***** Text shown *****
This documentation is for an out-of-date version of Apache Flink Machine Learning Library. We recommend you use the latest stable version.
Logistic Regression
Logistic Regression #
Logistic regression is a special case of Generalized Linear Model. It is widely used to predict a binary response.
Input Columns #
Param name | Type | Default | Description |
---|---|---|---|
featuresCol | Vector | "features" |
Feature vector |
labelCol | Integer | "label" |
Label to predict |
weightCol | Double | "weight" |
Weight of sample |
Output Columns #
Param name | Type | Default | Description |
---|---|---|---|
predictionCol | Integer | "prediction" |
Label of the max probability |
rawPredictionCol | Vector | "rawPrediction" |
Vector of the probability of each label |
Parameters #
Below are parameters required by LogisticRegressionModel
.
Key | Default | Type | Required | Description |
---|---|---|---|---|
featuresCol | "features" |
String | no | Features column name. |
predictionCol | "prediction" |
String | no | Prediction column name. |
rawPredictionCol | "rawPrediction" |
String | no | Raw prediction column name. |
LogisticRegression
needs parameters above and also below.
*****
Exercise task A: Reproduce the listing word for word, from its first line through the line containing "svg-text:26: 26 [408, 374, 420, 386]", including both of those lines.
***** Data provided *****
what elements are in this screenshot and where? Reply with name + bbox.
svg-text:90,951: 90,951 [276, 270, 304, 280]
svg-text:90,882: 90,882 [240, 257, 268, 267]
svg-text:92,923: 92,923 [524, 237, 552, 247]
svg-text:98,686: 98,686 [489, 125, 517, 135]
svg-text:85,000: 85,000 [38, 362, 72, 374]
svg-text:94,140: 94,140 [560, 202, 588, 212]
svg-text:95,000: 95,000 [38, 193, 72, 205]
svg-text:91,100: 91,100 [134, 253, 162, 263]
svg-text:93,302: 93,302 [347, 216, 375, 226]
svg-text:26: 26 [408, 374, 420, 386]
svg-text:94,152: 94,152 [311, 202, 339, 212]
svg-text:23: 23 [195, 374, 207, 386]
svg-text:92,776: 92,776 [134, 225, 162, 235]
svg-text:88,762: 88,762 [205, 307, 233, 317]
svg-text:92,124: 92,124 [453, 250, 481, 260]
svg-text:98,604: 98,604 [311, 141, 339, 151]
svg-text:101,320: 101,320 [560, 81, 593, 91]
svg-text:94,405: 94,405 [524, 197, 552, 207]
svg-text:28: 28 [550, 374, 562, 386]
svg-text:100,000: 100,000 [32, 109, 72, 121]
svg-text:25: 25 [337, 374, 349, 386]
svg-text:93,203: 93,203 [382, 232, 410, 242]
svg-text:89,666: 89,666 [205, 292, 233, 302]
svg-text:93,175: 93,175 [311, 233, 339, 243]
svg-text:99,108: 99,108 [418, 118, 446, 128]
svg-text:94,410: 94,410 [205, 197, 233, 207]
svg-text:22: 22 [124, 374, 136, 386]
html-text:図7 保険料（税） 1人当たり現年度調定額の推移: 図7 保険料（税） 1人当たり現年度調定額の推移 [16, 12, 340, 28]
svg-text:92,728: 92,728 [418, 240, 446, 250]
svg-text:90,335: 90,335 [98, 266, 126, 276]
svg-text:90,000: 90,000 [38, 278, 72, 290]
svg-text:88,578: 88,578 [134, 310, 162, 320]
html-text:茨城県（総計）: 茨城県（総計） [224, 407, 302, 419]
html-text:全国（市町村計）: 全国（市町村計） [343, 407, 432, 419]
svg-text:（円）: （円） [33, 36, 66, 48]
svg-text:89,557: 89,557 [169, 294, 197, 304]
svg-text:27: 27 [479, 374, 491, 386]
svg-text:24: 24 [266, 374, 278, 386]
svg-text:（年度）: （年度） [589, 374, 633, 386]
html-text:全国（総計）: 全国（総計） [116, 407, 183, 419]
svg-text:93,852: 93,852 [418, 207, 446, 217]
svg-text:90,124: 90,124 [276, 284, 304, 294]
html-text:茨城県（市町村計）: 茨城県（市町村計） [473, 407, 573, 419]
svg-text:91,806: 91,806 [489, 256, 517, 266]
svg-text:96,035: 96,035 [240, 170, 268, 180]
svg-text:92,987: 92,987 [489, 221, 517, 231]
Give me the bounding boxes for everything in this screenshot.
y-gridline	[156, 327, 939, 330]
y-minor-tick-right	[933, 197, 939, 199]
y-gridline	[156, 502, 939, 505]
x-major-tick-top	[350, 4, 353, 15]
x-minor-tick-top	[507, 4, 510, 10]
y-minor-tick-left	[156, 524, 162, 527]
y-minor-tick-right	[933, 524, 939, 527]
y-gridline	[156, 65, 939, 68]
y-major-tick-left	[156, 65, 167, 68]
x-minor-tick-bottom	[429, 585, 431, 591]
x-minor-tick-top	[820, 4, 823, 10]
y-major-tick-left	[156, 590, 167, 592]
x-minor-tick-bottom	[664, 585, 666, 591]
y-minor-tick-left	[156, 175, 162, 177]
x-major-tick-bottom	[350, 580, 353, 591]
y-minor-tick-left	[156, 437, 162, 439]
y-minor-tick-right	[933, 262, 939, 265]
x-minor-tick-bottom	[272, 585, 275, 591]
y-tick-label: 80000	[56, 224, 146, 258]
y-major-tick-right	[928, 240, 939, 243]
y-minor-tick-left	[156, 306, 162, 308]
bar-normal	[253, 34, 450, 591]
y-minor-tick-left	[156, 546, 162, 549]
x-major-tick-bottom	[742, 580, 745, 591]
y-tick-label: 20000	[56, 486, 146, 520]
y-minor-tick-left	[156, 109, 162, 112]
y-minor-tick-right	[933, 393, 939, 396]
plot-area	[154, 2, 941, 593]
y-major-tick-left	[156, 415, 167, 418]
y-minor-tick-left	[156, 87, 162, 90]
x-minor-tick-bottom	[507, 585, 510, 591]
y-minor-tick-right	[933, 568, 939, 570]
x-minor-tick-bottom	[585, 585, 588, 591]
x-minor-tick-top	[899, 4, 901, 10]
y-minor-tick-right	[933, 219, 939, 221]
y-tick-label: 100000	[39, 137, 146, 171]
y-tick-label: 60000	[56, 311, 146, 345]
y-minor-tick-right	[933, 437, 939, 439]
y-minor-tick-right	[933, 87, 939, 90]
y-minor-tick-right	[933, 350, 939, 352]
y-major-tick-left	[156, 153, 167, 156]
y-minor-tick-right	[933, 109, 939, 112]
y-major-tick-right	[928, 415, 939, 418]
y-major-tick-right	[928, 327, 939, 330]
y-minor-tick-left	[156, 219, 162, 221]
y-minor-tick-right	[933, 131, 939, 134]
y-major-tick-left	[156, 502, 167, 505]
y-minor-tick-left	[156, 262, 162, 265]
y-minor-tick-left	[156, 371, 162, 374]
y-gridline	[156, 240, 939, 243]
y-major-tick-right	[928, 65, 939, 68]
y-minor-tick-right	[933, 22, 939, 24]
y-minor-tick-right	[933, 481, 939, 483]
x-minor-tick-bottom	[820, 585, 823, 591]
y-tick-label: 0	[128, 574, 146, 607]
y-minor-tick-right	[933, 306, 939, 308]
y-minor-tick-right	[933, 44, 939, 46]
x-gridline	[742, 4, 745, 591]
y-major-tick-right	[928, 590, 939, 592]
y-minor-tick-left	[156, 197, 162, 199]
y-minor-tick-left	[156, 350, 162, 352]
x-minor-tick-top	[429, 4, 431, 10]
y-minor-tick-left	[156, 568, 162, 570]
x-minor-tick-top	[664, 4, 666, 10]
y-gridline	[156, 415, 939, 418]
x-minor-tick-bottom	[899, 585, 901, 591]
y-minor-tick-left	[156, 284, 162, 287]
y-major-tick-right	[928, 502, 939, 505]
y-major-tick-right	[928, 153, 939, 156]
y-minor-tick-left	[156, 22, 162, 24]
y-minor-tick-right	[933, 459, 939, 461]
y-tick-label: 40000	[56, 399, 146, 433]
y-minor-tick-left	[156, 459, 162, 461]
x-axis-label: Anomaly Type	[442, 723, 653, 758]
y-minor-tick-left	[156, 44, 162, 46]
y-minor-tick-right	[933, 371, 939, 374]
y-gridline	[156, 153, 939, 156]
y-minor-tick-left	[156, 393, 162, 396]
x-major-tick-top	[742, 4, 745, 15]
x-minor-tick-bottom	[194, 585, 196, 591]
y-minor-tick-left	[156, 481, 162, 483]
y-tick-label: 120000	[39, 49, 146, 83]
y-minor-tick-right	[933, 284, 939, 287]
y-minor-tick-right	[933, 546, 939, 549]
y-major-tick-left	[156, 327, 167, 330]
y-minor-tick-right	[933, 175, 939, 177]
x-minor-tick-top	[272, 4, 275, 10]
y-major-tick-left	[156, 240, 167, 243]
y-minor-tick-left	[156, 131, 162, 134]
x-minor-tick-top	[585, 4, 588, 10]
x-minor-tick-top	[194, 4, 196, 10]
*****
Exercise task B: According to the logistic regression page, what is logistic regression widely used to predict?

Reply A:
what elements are in this screenshot and where? Reply with name + bbox.
svg-text:90,951: 90,951 [276, 270, 304, 280]
svg-text:90,882: 90,882 [240, 257, 268, 267]
svg-text:92,923: 92,923 [524, 237, 552, 247]
svg-text:98,686: 98,686 [489, 125, 517, 135]
svg-text:85,000: 85,000 [38, 362, 72, 374]
svg-text:94,140: 94,140 [560, 202, 588, 212]
svg-text:95,000: 95,000 [38, 193, 72, 205]
svg-text:91,100: 91,100 [134, 253, 162, 263]
svg-text:93,302: 93,302 [347, 216, 375, 226]
svg-text:26: 26 [408, 374, 420, 386]

Reply B: A binary response.